* [Written request]:
In your copy, leave out the pictures; write out all the data exactly.

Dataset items
══════

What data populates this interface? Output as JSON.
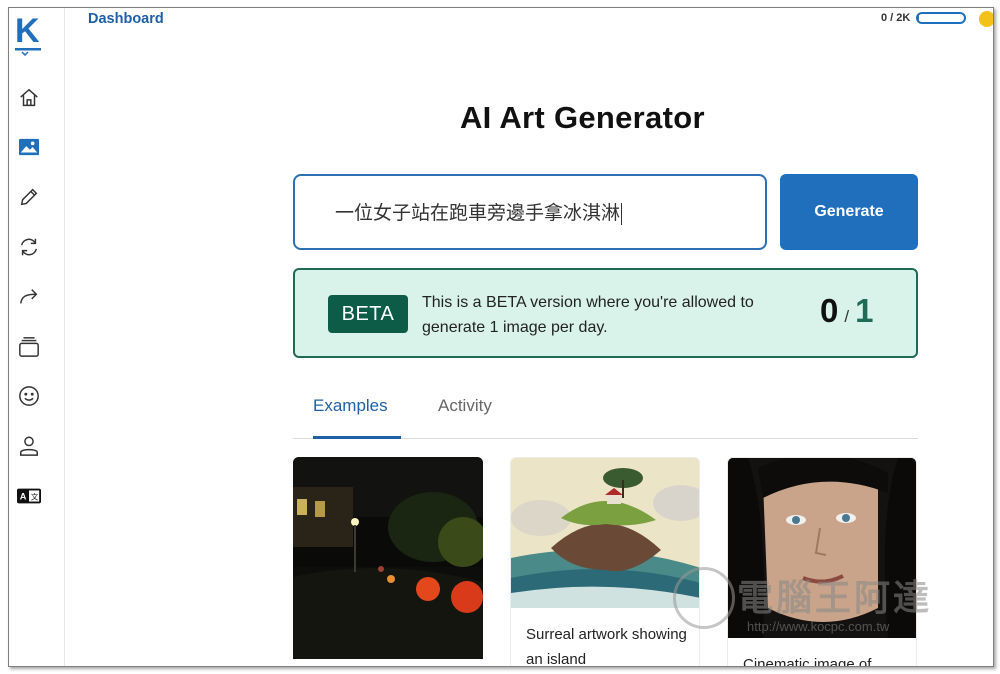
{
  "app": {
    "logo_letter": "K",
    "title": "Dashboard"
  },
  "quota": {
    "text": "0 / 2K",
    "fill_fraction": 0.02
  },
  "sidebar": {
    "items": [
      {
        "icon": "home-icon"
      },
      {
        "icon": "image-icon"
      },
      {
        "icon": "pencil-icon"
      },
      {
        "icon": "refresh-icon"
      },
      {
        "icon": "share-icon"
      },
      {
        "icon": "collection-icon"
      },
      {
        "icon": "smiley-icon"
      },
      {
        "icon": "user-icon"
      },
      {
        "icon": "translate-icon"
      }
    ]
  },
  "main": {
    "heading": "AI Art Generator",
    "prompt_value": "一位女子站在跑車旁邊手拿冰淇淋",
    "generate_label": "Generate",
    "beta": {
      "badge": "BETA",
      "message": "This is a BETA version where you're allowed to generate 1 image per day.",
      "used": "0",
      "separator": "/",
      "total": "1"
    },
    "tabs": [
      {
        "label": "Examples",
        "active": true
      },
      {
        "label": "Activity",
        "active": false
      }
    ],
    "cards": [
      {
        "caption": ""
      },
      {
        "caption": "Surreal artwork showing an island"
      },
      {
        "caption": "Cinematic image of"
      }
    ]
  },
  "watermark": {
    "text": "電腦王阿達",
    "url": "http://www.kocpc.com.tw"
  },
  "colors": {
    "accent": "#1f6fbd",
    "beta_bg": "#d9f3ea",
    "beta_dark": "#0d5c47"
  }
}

══════

* [Expected answer]:
What data populates this interface? Output as JSON.
{
  "app": {
    "logo_letter": "K",
    "title": "Dashboard"
  },
  "quota": {
    "text": "0 / 2K",
    "fill_fraction": 0.02
  },
  "sidebar": {
    "items": [
      {
        "icon": "home-icon"
      },
      {
        "icon": "image-icon"
      },
      {
        "icon": "pencil-icon"
      },
      {
        "icon": "refresh-icon"
      },
      {
        "icon": "share-icon"
      },
      {
        "icon": "collection-icon"
      },
      {
        "icon": "smiley-icon"
      },
      {
        "icon": "user-icon"
      },
      {
        "icon": "translate-icon"
      }
    ]
  },
  "main": {
    "heading": "AI Art Generator",
    "prompt_value": "一位女子站在跑車旁邊手拿冰淇淋",
    "generate_label": "Generate",
    "beta": {
      "badge": "BETA",
      "message": "This is a BETA version where you're allowed to generate 1 image per day.",
      "used": "0",
      "separator": "/",
      "total": "1"
    },
    "tabs": [
      {
        "label": "Examples",
        "active": true
      },
      {
        "label": "Activity",
        "active": false
      }
    ],
    "cards": [
      {
        "caption": ""
      },
      {
        "caption": "Surreal artwork showing an island"
      },
      {
        "caption": "Cinematic image of"
      }
    ]
  },
  "watermark": {
    "text": "電腦王阿達",
    "url": "http://www.kocpc.com.tw"
  },
  "colors": {
    "accent": "#1f6fbd",
    "beta_bg": "#d9f3ea",
    "beta_dark": "#0d5c47"
  }
}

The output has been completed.